What this task involves:
The data below must be copied in full and without any change.

▬▬▬▬▬▬

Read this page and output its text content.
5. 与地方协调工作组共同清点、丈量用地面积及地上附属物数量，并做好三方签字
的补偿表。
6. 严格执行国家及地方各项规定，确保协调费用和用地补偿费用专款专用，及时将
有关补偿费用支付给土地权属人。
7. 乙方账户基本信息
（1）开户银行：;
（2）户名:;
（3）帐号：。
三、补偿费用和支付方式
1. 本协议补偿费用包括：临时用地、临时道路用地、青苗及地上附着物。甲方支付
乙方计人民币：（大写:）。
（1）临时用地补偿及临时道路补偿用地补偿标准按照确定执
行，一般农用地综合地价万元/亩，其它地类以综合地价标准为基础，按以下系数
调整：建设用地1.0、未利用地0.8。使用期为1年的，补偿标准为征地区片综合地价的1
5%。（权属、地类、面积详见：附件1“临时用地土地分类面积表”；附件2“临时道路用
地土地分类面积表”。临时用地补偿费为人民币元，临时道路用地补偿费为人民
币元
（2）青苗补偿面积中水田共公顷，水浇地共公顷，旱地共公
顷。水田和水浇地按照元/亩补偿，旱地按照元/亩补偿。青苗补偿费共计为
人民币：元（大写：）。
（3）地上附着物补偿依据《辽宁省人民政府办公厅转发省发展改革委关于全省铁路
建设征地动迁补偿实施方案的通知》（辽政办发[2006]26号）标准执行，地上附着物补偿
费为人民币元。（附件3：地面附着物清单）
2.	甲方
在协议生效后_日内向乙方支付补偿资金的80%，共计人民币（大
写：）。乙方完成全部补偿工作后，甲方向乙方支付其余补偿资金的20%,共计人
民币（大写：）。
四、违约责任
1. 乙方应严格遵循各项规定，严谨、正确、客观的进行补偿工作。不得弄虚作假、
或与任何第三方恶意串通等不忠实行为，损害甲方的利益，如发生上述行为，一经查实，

▬▬▬▬▬▬

Reply:
Read this page and output its text content.
5. 与地方协调工作组共同清点、丈量用地面积及地上附属物数量，并做好三方签字
的补偿表。
6. 严格执行国家及地方各项规定，确保协调费用和用地补偿费用专款专用，及时将
有关补偿费用支付给土地权属人。
7. 乙方账户基本信息
（1）开户银行：;
（2）户名:;
（3）帐号：。
三、补偿费用和支付方式
1. 本协议补偿费用包括：临时用地、临时道路用地、青苗及地上附着物。甲方支付
乙方计人民币：（大写:）。
（1）临时用地补偿及临时道路补偿用地补偿标准按照确定执
行，一般农用地综合地价万元/亩，其它地类以综合地价标准为基础，按以下系数
调整：建设用地1.0、未利用地0.8。使用期为1年的，补偿标准为征地区片综合地价的1
5%。（权属、地类、面积详见：附件1“临时用地土地分类面积表”；附件2“临时道路用
地土地分类面积表”。临时用地补偿费为人民币元，临时道路用地补偿费为人民
币元
（2）青苗补偿面积中水田共公顷，水浇地共公顷，旱地共公
顷。水田和水浇地按照元/亩补偿，旱地按照元/亩补偿。青苗补偿费共计为
人民币：元（大写：）。
（3）地上附着物补偿依据《辽宁省人民政府办公厅转发省发展改革委关于全省铁路
建设征地动迁补偿实施方案的通知》（辽政办发[2006]26号）标准执行，地上附着物补偿
费为人民币元。（附件3：地面附着物清单）
2.	甲方
在协议生效后_日内向乙方支付补偿资金的80%，共计人民币（大
写：）。乙方完成全部补偿工作后，甲方向乙方支付其余补偿资金的20%,共计人
民币（大写：）。
四、违约责任
1. 乙方应严格遵循各项规定，严谨、正确、客观的进行补偿工作。不得弄虚作假、
或与任何第三方恶意串通等不忠实行为，损害甲方的利益，如发生上述行为，一经查实，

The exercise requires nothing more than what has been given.